> _The request_:
Return all entries precisely as they stand, without the images.

> _Data listing_:
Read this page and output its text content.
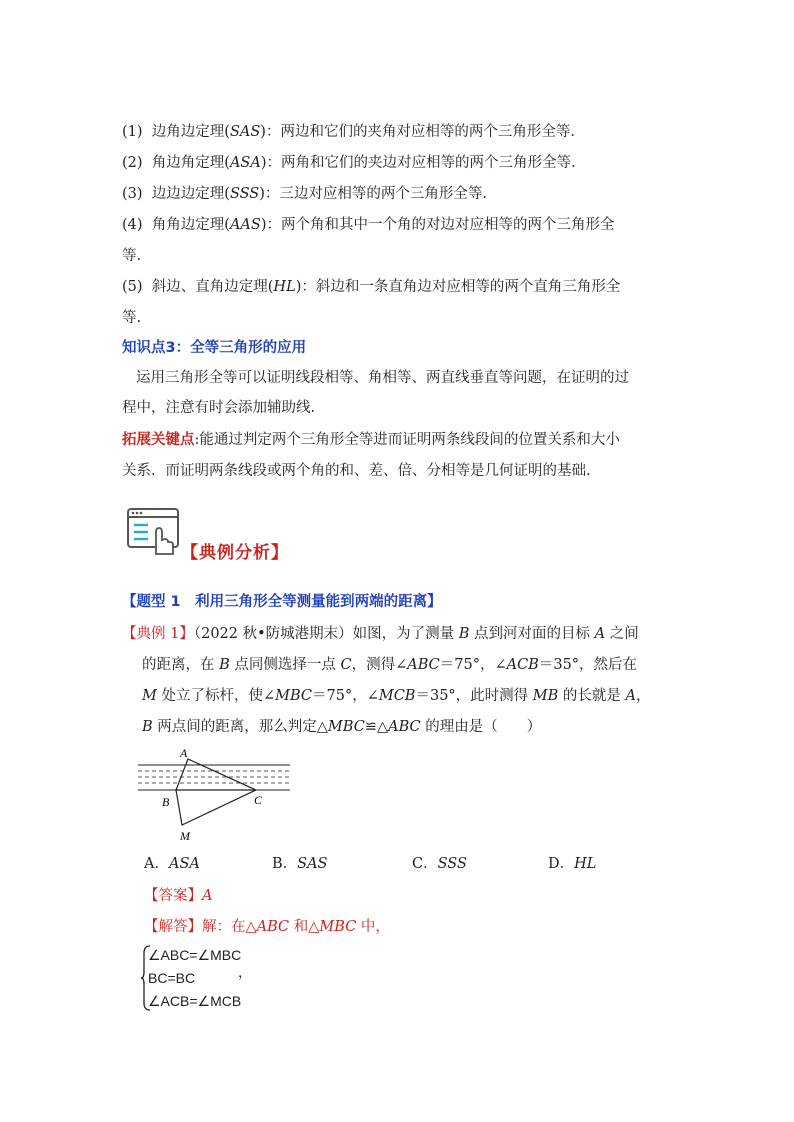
(1) 边角边定理(SAS)：两边和它们的夹角对应相等的两个三角形全等.
(2) 角边角定理(ASA)：两角和它们的夹边对应相等的两个三角形全等.
(3) 边边边定理(SSS)：三边对应相等的两个三角形全等.
(4) 角角边定理(AAS)：两个角和其中一个角的对边对应相等的两个三角形全
等.
(5) 斜边、直角边定理(HL)：斜边和一条直角边对应相等的两个直角三角形全
等.
知识点3：全等三角形的应用
运用三角形全等可以证明线段相等、角相等、两直线垂直等问题，在证明的过
程中，注意有时会添加辅助线.
拓展关键点:能通过判定两个三角形全等进而证明两条线段间的位置关系和大小
关系．而证明两条线段或两个角的和、差、倍、分相等是几何证明的基础.
【典例分析】
【题型 1　利用三角形全等测量能到两端的距离】
【典例 1】（2022 秋•防城港期末）如图，为了测量 B 点到河对面的目标 A 之间
的距离，在 B 点同侧选择一点 C，测得∠ABC＝75°，∠ACB＝35°，然后在
M 处立了标杆，使∠MBC＝75°，∠MCB＝35°，此时测得 MB 的长就是 A，
B 两点间的距离，那么判定△MBC≌△ABC 的理由是（　　）
A
B	C
M
A．ASA	B．SAS	C．SSS	D．HL
【答案】A
【解答】解：在△ABC 和△MBC 中，
∠ABC=∠MBC
BC=BC
∠ACB=∠MCB
，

> _Reply_:
Read this page and output its text content.
(1) 边角边定理(SAS)：两边和它们的夹角对应相等的两个三角形全等.
(2) 角边角定理(ASA)：两角和它们的夹边对应相等的两个三角形全等.
(3) 边边边定理(SSS)：三边对应相等的两个三角形全等.
(4) 角角边定理(AAS)：两个角和其中一个角的对边对应相等的两个三角形全
等.
(5) 斜边、直角边定理(HL)：斜边和一条直角边对应相等的两个直角三角形全
等.
知识点3：全等三角形的应用
运用三角形全等可以证明线段相等、角相等、两直线垂直等问题，在证明的过
程中，注意有时会添加辅助线.
拓展关键点:能通过判定两个三角形全等进而证明两条线段间的位置关系和大小
关系．而证明两条线段或两个角的和、差、倍、分相等是几何证明的基础.
【典例分析】
【题型 1　利用三角形全等测量能到两端的距离】
【典例 1】（2022 秋•防城港期末）如图，为了测量 B 点到河对面的目标 A 之间
的距离，在 B 点同侧选择一点 C，测得∠ABC＝75°，∠ACB＝35°，然后在
M 处立了标杆，使∠MBC＝75°，∠MCB＝35°，此时测得 MB 的长就是 A，
B 两点间的距离，那么判定△MBC≌△ABC 的理由是（　　）
A
B	C
M
A．ASA	B．SAS	C．SSS	D．HL
【答案】A
【解答】解：在△ABC 和△MBC 中，
∠ABC=∠MBC
BC=BC
∠ACB=∠MCB
，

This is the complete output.